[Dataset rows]
=-=-=

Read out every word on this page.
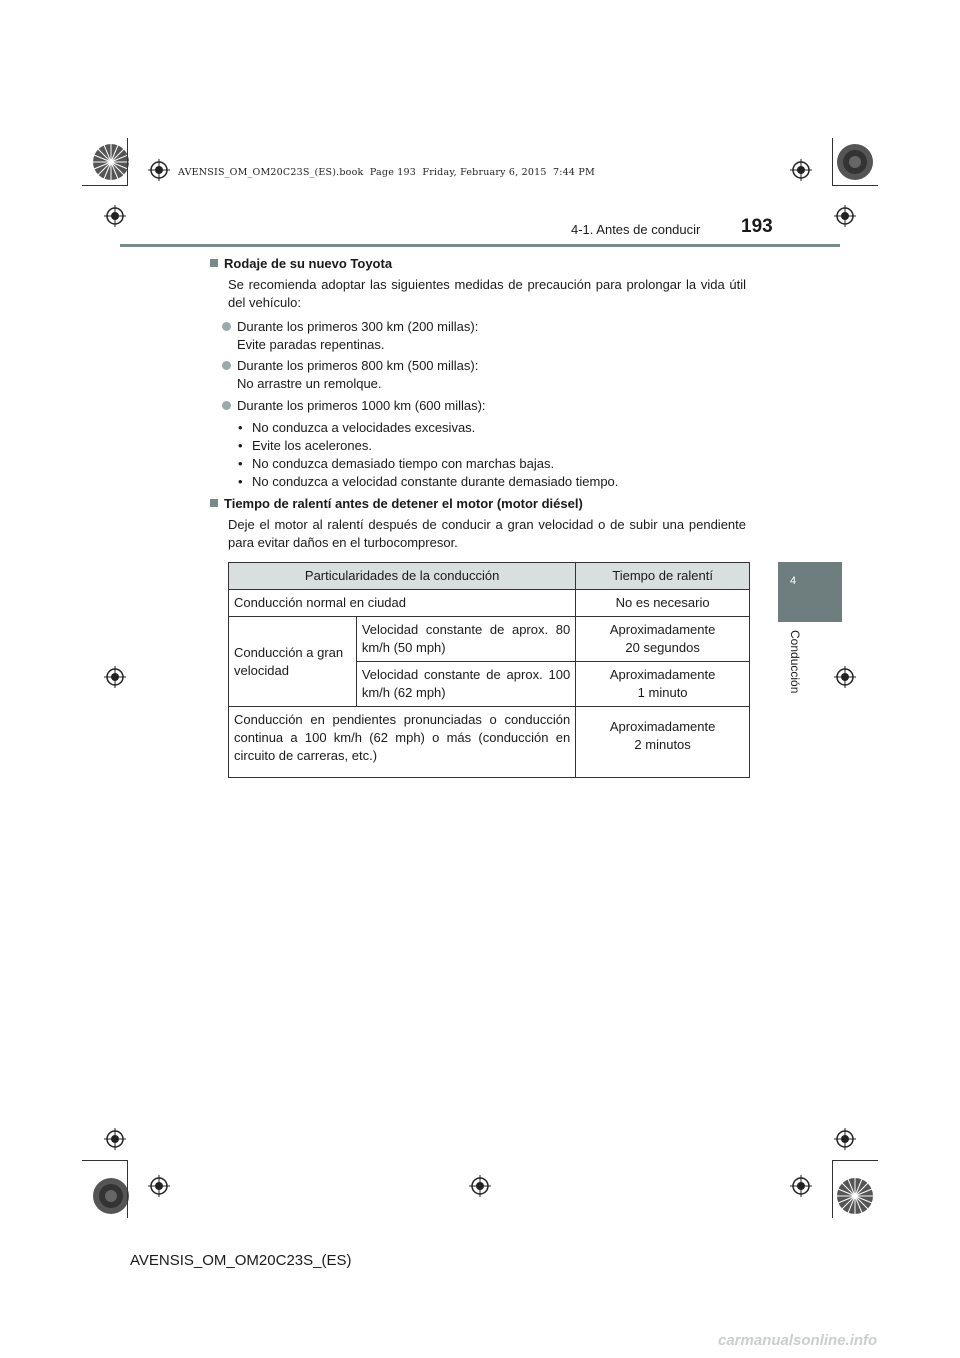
AVENSIS_OM_OM20C23S_(ES).book  Page 193  Friday, February 6, 2015  7:44 PM
4-1. Antes de conducir 193
4
Conducción
Rodaje de su nuevo Toyota
Se recomienda adoptar las siguientes medidas de precaución para prolongar la vida útil del vehículo:
Durante los primeros 300 km (200 millas):
Evite paradas repentinas.
Durante los primeros 800 km (500 millas):
No arrastre un remolque.
Durante los primeros 1000 km (600 millas):
• No conduzca a velocidades excesivas.
• Evite los acelerones.
• No conduzca demasiado tiempo con marchas bajas.
• No conduzca a velocidad constante durante demasiado tiempo.
Tiempo de ralentí antes de detener el motor (motor diésel)
Deje el motor al ralentí después de conducir a gran velocidad o de subir una pendiente para evitar daños en el turbocompresor.
Particularidades de la conducción		Tiempo de ralentí
Conducción normal en ciudad		No es necesario
Conducción a gran velocidad	Velocidad constante de aprox. 80 km/h (50 mph)	Aproximadamente
20 segundos
	Velocidad constante de aprox. 100 km/h (62 mph)	Aproximadamente
1 minuto
Conducción en pendientes pronunciadas o conducción continua a 100 km/h (62 mph) o más (conducción en circuito de carreras, etc.)		Aproximadamente
2 minutos
AVENSIS_OM_OM20C23S_(ES)
carmanualsonline.info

=-=-=

Short task: Tally every line of the data that holds the word "conducir" and write the count alone.

Task answer: 2